## Supplied passage
------------------------------------

Last Week in Security (LWiS) - 2021-10-11

iOS 15 IOMFB exploit (@AmarSaar), new lsass dumper (@thefLinkk), SharpCalendar (@sadpanda_sec), gcpHound (@desi_jarvis + @Richarjb), macOS SBX (@epsilan), and more!

Last Week in Security is a summary of the interesting cybersecurity news, techniques, tools and exploits from the previous week. This post covers 2021-10-06 to 2021-10-11.

News

Techniques

  • Analyzing and Detecting a VMTools Persistence Technique. VMware tools binaries/services are commonly found on VMs and can be leveraged for persistence on power state changes. Unsure of how useful this would be in practice, as most legitimate target VMs would be in a datacenter somewhere powered on all the time?
  • Bindiff and POC for the IOMFB vulnerability, iOS 15.0.2. An "in the wild" exploit of IOMobileFrameBuffer is cited in the iOS 15.0.2 patch notes, and this bindiff and PoC is incredibly quick. In the end a reliable crash with arbitrary data is achieved. Update those iOS devices (and/or save your SHSH2 blobs ;). What's amazing is this analysis/PoC was completed and published in under 2 hours of the patch being released. Very impressive.
  • gcpHound: A Swiss Army Knife Offensive Toolkit for Google Cloud Platform (GCP). This is a perfect tool to run after you land on a developer's machine with GCP credentials. Currently only available in the docker image desijarvis/gcphound:v1.1-beta and the tool is written in python at /root/gcpHound.
  • Environmental Disaster - a LaunchServices Tale. The ability to control environment variables when launching a process from an app sandbox on macOS leads to a few different kinds of sandbox escapes, with more likely lurking thanks to popular applications/frameworks and their use of environment variables that are not block-listed by Apple.

------------------------------------

## Questions on the material
**a)** List the title of each entry under the "Techniques" heading in the Last Week in Security post.
**b)** Summarize the Last Week in Security post in two sentences.
**c)** Extend the Last Week in Security post, picking up after its final entry on LaunchServices sandbox escapes.
The material below comes from a separate source and is unrelated to the Last Week in Security post.

------------------------------------

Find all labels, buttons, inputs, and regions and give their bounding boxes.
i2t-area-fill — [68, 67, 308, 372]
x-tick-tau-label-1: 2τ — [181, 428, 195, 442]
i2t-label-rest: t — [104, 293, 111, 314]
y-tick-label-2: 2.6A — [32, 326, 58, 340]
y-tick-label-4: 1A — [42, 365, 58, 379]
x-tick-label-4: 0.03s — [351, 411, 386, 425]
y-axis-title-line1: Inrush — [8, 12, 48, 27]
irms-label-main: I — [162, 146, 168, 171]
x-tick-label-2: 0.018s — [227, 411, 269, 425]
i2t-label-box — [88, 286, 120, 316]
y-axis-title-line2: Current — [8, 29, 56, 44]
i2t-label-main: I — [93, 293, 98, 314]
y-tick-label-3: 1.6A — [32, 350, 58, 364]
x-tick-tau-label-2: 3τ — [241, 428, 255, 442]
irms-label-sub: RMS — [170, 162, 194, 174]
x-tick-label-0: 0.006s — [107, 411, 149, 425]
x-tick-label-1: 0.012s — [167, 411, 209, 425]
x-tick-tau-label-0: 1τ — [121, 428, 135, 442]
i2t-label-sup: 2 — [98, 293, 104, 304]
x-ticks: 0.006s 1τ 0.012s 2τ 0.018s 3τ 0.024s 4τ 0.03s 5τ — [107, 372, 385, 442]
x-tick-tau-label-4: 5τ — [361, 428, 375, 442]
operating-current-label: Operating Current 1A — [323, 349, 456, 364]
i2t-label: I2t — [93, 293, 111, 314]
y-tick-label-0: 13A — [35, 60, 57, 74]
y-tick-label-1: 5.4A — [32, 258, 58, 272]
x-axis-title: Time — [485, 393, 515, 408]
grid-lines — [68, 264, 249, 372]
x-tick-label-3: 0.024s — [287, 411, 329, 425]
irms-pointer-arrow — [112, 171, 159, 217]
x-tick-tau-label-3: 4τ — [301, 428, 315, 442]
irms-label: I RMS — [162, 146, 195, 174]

------------------------------------

## Results for each task
**a)**
- Analyzing and Detecting a VMTools Persistence Technique
- Bindiff and POC for the IOMFB vulnerability, iOS 15.0.2
- gcpHound: A Swiss Army Knife Offensive Toolkit for Google Cloud Platform (GCP)
- Environmental Disaster - a LaunchServices Tale

**b)** The Last Week in Security post summarizes cybersecurity news, techniques, tools and exploits from 2021-10-06 to 2021-10-11. Its entries cover a persistence technique using VMware tools, a bindiff and PoC for the iOS 15.0.2 IOMFB vulnerability published within two hours of the patch, the gcpHound offensive toolkit for Google Cloud Platform, and macOS sandbox escapes through environment variables passed via LaunchServices.

**c)**
  • Backdoor .NET assemblies with… dnSpy 🤔. Everyone loves a good backdoor for persistence, data exfiltration, or even privilege escalation. .NET assesmblies can be modified to run arbitrary code with dnSpy, and if exposed to the internet, could even be triggerable!

Tools and Exploits

  • HandleKatz is a position independent Lsass dumper abusing cloned handles, direct system calls and a modified version of minidumpwritedump(). The tool does not allocate any more executable memory and can therefore efficiently be combined with concepts such as (Phantom)DLL-Hollowing (unlike Donut, sRDI, etc).
  • SharpCalendar is a tool that uses Microsoft.Office.Interop.Excel to retrieve Outlook Calendar details in operator defined one month chunks. Sometimes its nice to know if/when someone will be out of office!
  • Ninja_UUID_Dropper is a loader that uses module stomping, no new thread, HellsGate syscaller, and UUID encoding for x64 Windows 10. The technique of encoding shellcode in UUIDs was first seen in Lazarus malware.
  • covert-tube is a program to control systems remotely by uploading videos to Youtube using Python to create the videos and the listener. It creates videos with frames formed of simple text, QR codes with cleartext, or QR codes using AES encryption. It may be easier to use youtube comments/video descriptions with encrypted text instead of reading data out of the videos themselves?
  • weakpass_3a is the latest weakpass wordlist. 107.77 GB of plaintext password goodness to feed your GPU cluster.
  • hermes is a Swift 5 Mythic payload for macOS. It currently supports Mythic 2.2.8 and will update as necessary.
  • SuspendedThreadInjection is a meterpreter injection technique using C# that attempts to bypass Defender.
  • DInvoke_rs brings the popular DInvoke/direct syscall technique to Rust! I'm excited to see more rust tooling for red teams.

New to Me

This section is for news, techniques, and tools that weren't released last week but are new to me. Perhaps you missed them too!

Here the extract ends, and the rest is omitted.